→ **TEXT FOR ANALYSIS**:
Did you ever wonder how we move? The ability to move is an interconnected process between the body and brain. As I have discussed before (, the motivation to move is regulated by the reward circuitry of our brain. But what actually happens when the brain gets the signal, “ok, let’s get moving”? There are several levels to this complicated process.

First, information from the brain, a cortical region known as the primary motor cortex, needs to travel to the muscles. It does this by traveling through a pathway known as the pyramidal system. The pyramidal system consists of neurons traveling from the primary motor cortex to an area of the brain stem known as the medulla. At this point, the neurons cross over, from right to left and right to left. This is why your right side of the brain controls the left side of the body and vice versa. From here, the neurons travel down the spinal cord and out to the muscles.

At the point where the neuron ends and the muscle begins, there is a space that is known as the neuromuscular junction. When the action potential reaches the end of the neuron, which is carrying information from the brain to the muscle, a neurotransmitter called acetylcholine is released. This causes an electrical signal in the muscle, which triggers the muscle to contract. The muscular contraction is an actual physical process of filaments within the muscle, known as actin and myosin, coming together.

To continue moving, of course, the brain needs to be informed of what just happened. Within the muscle, two types of receptors exist – golgi tendon organs and muscle spindles. The golgi tendon organs sense force or tension in a muscle. Neurons are attached to these receptors, which then send information back to the brain that the muscle is contracted. Muscle spindles, on the other hand, sense the length of the muscle. Neurons connected to these receptors signal to the brain that the muscle is stretched.

Two types of muscle fibers exist, which help us to perform all of the activities we do throughout the day. One type is the namesake of this website – fast twitch muscles; the other is slow twitch muscles. Fast twitch muscles contract rapidly but fatigue easily. They are useful for when we want to perform powerful, rapid activities like lifting a heavy weight or sprinting. Slow twitch muscles contract much more slowly but are resistant to fatigue. These muscles help with postural balance as well as endurance exercises like jogging or running.

→ **DATA**:
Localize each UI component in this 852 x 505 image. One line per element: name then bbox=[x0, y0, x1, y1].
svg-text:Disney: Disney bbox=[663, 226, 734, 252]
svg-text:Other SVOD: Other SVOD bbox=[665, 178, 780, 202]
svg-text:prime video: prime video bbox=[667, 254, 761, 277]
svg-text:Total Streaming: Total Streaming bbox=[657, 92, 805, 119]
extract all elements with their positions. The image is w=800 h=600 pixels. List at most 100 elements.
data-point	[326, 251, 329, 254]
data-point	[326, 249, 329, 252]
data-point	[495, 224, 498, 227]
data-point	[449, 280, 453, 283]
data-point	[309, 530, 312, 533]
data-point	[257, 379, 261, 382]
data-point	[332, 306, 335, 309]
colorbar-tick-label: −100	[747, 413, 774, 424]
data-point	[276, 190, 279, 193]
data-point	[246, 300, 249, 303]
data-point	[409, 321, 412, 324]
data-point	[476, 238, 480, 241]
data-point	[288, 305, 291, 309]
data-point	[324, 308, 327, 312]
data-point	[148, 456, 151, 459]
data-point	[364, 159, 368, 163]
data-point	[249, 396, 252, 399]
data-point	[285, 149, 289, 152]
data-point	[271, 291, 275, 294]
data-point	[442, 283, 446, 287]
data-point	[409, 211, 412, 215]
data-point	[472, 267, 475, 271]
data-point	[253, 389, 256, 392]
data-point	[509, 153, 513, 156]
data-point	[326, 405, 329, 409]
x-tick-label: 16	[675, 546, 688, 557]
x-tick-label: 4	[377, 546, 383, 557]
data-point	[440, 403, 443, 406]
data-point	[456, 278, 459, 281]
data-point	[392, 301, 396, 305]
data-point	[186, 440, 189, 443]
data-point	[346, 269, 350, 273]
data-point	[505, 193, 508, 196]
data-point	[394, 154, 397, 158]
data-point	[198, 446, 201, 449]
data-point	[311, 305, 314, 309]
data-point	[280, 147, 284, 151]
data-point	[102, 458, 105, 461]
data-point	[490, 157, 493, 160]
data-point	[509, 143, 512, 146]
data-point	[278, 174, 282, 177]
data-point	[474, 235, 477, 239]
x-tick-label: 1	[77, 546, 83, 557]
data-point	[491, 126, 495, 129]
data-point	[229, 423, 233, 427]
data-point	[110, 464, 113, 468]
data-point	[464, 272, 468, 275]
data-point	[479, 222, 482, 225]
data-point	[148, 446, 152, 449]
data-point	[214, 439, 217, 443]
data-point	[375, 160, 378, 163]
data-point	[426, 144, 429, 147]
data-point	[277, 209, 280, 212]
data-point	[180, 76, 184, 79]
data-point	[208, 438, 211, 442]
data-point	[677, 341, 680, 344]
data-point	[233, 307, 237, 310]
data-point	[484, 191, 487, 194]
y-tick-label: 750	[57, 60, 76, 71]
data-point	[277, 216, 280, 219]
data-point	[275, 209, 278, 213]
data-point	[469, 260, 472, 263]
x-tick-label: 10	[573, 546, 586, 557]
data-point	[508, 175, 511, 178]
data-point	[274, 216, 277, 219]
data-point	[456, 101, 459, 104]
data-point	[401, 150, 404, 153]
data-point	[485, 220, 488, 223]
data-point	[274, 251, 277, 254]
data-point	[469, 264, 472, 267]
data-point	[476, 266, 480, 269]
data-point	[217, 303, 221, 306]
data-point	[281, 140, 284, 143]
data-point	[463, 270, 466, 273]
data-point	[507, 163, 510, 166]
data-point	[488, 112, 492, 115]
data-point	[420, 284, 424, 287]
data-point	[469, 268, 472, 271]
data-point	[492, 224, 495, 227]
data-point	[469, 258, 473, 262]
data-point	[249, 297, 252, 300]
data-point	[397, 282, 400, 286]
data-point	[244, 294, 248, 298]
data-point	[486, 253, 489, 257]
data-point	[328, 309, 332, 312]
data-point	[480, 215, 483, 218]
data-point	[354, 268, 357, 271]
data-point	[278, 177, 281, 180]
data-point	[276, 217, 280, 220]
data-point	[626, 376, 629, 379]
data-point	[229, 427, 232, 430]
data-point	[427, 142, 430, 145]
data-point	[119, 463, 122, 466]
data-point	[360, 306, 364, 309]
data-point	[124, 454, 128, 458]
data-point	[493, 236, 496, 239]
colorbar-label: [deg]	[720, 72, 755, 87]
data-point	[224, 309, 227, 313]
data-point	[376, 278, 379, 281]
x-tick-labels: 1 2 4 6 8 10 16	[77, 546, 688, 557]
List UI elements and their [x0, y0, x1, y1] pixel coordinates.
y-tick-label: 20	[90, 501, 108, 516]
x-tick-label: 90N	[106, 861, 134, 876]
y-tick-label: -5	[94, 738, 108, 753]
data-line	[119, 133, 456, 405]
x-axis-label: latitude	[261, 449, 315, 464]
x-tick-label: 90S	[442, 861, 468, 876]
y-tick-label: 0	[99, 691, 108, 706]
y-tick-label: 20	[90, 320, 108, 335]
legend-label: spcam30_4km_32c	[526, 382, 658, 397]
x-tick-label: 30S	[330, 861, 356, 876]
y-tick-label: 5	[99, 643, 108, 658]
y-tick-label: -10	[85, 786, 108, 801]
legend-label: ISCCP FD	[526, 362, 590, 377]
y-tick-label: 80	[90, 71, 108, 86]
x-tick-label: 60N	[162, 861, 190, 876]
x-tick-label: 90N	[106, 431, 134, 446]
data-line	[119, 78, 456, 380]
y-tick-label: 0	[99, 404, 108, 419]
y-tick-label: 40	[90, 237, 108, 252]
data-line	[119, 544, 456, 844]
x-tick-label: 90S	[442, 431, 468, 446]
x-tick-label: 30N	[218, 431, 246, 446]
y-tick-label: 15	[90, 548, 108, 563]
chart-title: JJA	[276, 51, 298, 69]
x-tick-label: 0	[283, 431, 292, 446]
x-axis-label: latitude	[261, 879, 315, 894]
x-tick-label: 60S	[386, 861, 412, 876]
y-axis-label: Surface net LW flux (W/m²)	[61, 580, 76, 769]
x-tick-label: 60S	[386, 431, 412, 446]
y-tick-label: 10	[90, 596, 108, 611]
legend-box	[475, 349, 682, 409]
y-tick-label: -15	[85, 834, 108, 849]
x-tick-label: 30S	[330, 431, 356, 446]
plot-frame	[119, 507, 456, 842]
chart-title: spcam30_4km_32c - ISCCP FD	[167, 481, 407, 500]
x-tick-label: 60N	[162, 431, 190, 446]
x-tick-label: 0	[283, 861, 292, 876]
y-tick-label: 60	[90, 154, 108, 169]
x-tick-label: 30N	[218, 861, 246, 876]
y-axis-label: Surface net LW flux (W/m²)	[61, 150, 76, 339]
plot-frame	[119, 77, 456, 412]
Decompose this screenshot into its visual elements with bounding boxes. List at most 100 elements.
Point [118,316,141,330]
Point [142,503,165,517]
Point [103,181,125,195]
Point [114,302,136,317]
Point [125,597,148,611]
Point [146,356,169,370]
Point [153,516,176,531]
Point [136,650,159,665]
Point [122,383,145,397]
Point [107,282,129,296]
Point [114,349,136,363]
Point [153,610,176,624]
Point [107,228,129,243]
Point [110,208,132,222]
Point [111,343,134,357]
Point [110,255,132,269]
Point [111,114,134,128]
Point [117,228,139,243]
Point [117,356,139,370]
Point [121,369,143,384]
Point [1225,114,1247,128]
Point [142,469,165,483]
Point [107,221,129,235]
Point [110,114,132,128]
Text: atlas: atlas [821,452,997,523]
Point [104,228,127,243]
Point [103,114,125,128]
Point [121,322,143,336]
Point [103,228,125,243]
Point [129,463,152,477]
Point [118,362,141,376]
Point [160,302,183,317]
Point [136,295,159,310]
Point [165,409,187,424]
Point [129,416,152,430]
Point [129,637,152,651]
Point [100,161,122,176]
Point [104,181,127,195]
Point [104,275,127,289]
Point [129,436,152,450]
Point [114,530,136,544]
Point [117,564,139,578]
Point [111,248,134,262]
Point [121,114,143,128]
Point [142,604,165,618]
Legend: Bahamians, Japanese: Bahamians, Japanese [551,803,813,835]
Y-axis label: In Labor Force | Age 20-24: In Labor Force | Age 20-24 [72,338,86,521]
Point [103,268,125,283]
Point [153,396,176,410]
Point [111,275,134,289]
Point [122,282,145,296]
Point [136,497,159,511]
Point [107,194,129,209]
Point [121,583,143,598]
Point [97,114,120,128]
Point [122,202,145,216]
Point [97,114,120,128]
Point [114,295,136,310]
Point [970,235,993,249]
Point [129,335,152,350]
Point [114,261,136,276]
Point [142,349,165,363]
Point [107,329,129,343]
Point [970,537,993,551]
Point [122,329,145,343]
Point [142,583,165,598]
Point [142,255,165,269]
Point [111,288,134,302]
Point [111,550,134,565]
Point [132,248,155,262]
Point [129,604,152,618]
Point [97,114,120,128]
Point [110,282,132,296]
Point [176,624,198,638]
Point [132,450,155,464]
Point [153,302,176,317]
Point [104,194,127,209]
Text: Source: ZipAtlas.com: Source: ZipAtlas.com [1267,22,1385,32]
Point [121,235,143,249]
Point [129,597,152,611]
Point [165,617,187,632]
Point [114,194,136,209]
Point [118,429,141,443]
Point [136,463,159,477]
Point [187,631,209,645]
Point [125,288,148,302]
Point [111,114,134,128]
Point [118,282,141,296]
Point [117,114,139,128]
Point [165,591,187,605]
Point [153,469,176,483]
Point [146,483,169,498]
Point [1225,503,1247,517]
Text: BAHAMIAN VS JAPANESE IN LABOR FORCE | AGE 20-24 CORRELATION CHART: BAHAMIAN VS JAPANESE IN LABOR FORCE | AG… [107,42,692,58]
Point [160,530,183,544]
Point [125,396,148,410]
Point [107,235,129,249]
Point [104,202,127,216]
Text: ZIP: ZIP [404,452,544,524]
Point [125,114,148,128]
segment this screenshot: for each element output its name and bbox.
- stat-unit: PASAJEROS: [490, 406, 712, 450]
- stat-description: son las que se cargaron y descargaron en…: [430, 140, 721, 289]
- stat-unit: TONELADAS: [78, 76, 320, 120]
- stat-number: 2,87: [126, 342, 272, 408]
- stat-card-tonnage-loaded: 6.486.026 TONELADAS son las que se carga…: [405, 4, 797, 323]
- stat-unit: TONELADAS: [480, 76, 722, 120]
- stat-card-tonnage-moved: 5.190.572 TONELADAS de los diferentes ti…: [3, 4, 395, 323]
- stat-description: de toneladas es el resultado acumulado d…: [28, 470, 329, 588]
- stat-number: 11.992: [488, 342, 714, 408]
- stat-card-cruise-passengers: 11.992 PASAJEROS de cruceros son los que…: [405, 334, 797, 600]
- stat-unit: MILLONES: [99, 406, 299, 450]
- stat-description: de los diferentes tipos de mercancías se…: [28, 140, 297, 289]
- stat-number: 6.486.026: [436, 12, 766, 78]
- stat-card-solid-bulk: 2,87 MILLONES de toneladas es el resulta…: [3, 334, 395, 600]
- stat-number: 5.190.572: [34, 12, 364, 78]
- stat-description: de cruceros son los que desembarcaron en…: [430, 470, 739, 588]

→ **ABOUT THIS TASK**:
Write the next passage of the text on how the brain and muscles produce movement, picking up after its final sentence. The entries have nothing to do with the text on how the brain and muscles produce movement.

→ **WRITTEN REPLY**:
As a neuroscientist who studies the effects of exercise on the brain, I know that exercise has profound effects on brain plasticity – or the ability of the brain to change in positive ways. What I didn’t know, though, was whether or not exercise affected the motor system down to the level of the neuromuscular junction. It turns out that the answer is overwhelmingly, yes. For instance, exercise significantly increases the size of the motor cortex. Endurance training also increases the branching of motor neurons, causing there to be more connections between the neurons and the muscle

( In addition, long-term exercise causes an increase in the amount of acetylcholine as well as the number of acetylcholine receptors, making the neuromuscular junction more effective.

The motor system is a complicated network of neurons, starting from the brain and ending at the muscle. Interestingly but not totally surprisingly, the motor system benefits from exercise at all of its many levels. Now that you know how the body moves, go get moving!


Deschenes, M. R., Kressin, K. A., Garratt, R. N., Leathrum, C. M., & Shaffrey, E. C. (2016). Effects of exercise training on neuromuscular junction morphology and pre-to post-synaptic coupling in young and aged rats.Neuroscience,316, 167-177.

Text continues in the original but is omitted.